─── Extract to read ───
It is always gratifying when it turns out that doing things in the best way is also the most cost effective way. Children’s services managers should be learning from this research, not only taking on board its specific findings, but also embracing an overall approach which focuses on exploring how jobs like children’s social worker can be designed to make it easier for those who do them to do them well.

Notes

[1] Lisa Holmes, Samantha McDermid, Anna Jones and Harriet Ward. “How Social Workers Spend Their Time: An Analysis of the Key Issues that Impact on Practice pre- and post Implementation of the Integrated Children’s System” Department for Children, Schools and Families. Research Report DCSF-RR087 2009.

[2] See for example reports of the survey conducted by the Northern Ireland Association of Social Workers in 2012: http://www.newsletter.co.uk/news/social-work-is-two-thirds-paperwork-1-4534431

[3] Sue White, David Wastell, Karen Broadhurst and Chris Hall, “When policy o’erleaps itself: The ‘tragic tale’ of the Integrated Children’s System”, Critical Social Policy, July 29, 2010, http://journals.sagepub.com/doi/abs/10.1177/0261018310367675

[4] Katy Burch, Colin Green, Steve Merrell, Viv Taylor and Sue Wise, “Social Care
Innovations in Hampshire and the Isle of Wight. Evaluation Report” March 2017
Department for Education, Children’s Social Care Innovation Programme Evaluation Report no. 23

Saturday, 18 March 2017

Corbyn on Mandatory Reporting of Child Abuse

I was sorry to hear what Britain’s Leader of the Opposition, Jeremy Corbyn, recently said about the need for mandatory reporting of child abuse, albeit focused on child protection in sport.


I agree that anyone who suspects child abuse and neglect should always report it. And I agree that this should be reflected in policy and guidance. But that is very different from the arguments of those who support mandatory reporting, who want to see a criminal offence of failing to report, backed by criminal sanctions, probably substantial sentences of imprisonment.

The most likely impact of introducing criminal sanctions for failing to report, targeted at people who work with children, will be to heighten the already prevalent culture of fear and blame surrounding working with child abuse and neglect.

I want people who have concerns about a child to feel free to discuss those concerns with colleagues and managers to determine what should be done in the best interests of the child. I don’t want professionals to be faced with a situation in which they feel that their first priority is to ensure that they themselves are protected from prosecution.

The reality of child abuse and neglect is that usually those who first notice it in a particular family or situation are never quite sure about what they are seeing. Can it really be that this child is being abused? Our natural first reaction is often “surely not”. At that point what is required is not the threat of prison if you happen to make the wrong decision. What is required is the right kind of support from people with more experience and insight to reflect on, and tease out, what is really happening. If then abuse seems to be likely, a referral can be made with confidence.

Imagine a teacher who discovers that a child in her class, about whom she has had no previous concerns, is being assessed for abuse and neglect. Will she feel free to speak openly about her past dealings with the child and family if there is a realistic prospect of her being prosecuted, especially if, as is often the case with the benefit of hindsight, things that appeared to have had an innocent explanation now turn out to be sinister? More likely she will resort to taking legal advice and where possible exercise her right to silence and, of course, that will do nothing to help the child.

And, if there is an inquiry into what went wrong in that case, will that teacher feel confident in cooperating fully with that inquiry and openly talking about what may be seen as her own mistakes and failings? If she risks punishment, I think not. The outcome will be that she will remain stumm and, as a result, important learning will not take place, the inevitable consequence of a culture of blame and fear.

Mandatory reporting, backed by the threat of criminal sanction, does not make children safer. It just gives those who want someone to punish when things go wrong some easy targets.
─── Excerpted data ───
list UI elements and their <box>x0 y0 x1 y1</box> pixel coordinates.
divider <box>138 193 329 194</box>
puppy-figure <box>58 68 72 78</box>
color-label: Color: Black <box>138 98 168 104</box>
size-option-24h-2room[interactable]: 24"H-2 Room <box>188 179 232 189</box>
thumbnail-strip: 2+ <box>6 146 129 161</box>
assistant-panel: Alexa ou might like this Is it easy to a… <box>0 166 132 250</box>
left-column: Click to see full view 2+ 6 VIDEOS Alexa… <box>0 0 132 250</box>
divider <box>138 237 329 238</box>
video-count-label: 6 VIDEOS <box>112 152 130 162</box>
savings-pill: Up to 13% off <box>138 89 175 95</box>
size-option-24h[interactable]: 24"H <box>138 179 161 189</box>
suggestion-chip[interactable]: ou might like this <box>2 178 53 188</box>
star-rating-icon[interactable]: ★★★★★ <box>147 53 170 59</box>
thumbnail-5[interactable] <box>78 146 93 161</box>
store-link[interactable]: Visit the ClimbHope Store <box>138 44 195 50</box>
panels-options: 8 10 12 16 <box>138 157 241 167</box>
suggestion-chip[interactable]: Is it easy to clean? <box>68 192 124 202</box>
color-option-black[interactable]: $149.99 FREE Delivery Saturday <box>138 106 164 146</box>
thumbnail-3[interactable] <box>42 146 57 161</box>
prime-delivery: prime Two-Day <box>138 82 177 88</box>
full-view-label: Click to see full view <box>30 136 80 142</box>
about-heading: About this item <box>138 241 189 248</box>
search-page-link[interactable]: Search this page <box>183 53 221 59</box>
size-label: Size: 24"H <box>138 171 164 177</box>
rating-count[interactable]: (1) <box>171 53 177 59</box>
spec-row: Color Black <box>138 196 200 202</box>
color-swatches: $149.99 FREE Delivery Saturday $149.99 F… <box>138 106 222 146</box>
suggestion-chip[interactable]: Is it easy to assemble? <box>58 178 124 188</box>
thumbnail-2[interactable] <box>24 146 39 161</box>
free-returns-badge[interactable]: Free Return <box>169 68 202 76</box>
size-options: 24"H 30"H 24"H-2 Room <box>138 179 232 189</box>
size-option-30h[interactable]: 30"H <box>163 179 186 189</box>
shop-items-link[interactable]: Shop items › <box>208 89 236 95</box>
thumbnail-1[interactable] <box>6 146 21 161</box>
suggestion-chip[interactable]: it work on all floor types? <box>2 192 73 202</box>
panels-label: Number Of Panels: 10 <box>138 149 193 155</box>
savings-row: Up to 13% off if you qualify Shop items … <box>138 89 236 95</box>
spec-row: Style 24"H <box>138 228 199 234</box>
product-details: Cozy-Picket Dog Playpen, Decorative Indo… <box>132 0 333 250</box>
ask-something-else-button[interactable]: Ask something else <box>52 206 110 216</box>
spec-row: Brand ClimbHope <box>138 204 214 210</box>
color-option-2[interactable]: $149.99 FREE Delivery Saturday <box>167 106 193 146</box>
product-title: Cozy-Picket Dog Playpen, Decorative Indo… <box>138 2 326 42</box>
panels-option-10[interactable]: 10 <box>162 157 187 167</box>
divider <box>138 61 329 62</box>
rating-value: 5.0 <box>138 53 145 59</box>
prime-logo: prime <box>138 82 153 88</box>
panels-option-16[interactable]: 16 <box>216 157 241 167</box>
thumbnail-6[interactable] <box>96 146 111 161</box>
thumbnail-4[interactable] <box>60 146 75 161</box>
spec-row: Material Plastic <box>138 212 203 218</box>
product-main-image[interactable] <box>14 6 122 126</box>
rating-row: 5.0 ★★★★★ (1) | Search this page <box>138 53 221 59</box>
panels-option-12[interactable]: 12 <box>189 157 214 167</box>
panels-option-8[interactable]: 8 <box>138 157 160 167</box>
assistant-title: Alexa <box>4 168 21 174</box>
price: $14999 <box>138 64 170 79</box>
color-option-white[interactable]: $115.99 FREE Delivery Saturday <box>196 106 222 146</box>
───
What is expected: Reproduce the part of the excerpt on child abuse reporting that opens with the words containing "Saturday, 18 March" and closes with "child abuse and neglect.". The data has no connection to the excerpt on child abuse reporting.

Output of the task:
Saturday, 18 March 2017

Corbyn on Mandatory Reporting of Child Abuse

I was sorry to hear what Britain’s Leader of the Opposition, Jeremy Corbyn, recently said about the need for mandatory reporting of child abuse, albeit focused on child protection in sport.


I agree that anyone who suspects child abuse and neglect should always report it. And I agree that this should be reflected in policy and guidance. But that is very different from the arguments of those who support mandatory reporting, who want to see a criminal offence of failing to report, backed by criminal sanctions, probably substantial sentences of imprisonment.

The most likely impact of introducing criminal sanctions for failing to report, targeted at people who work with children, will be to heighten the already prevalent culture of fear and blame surrounding working with child abuse and neglect.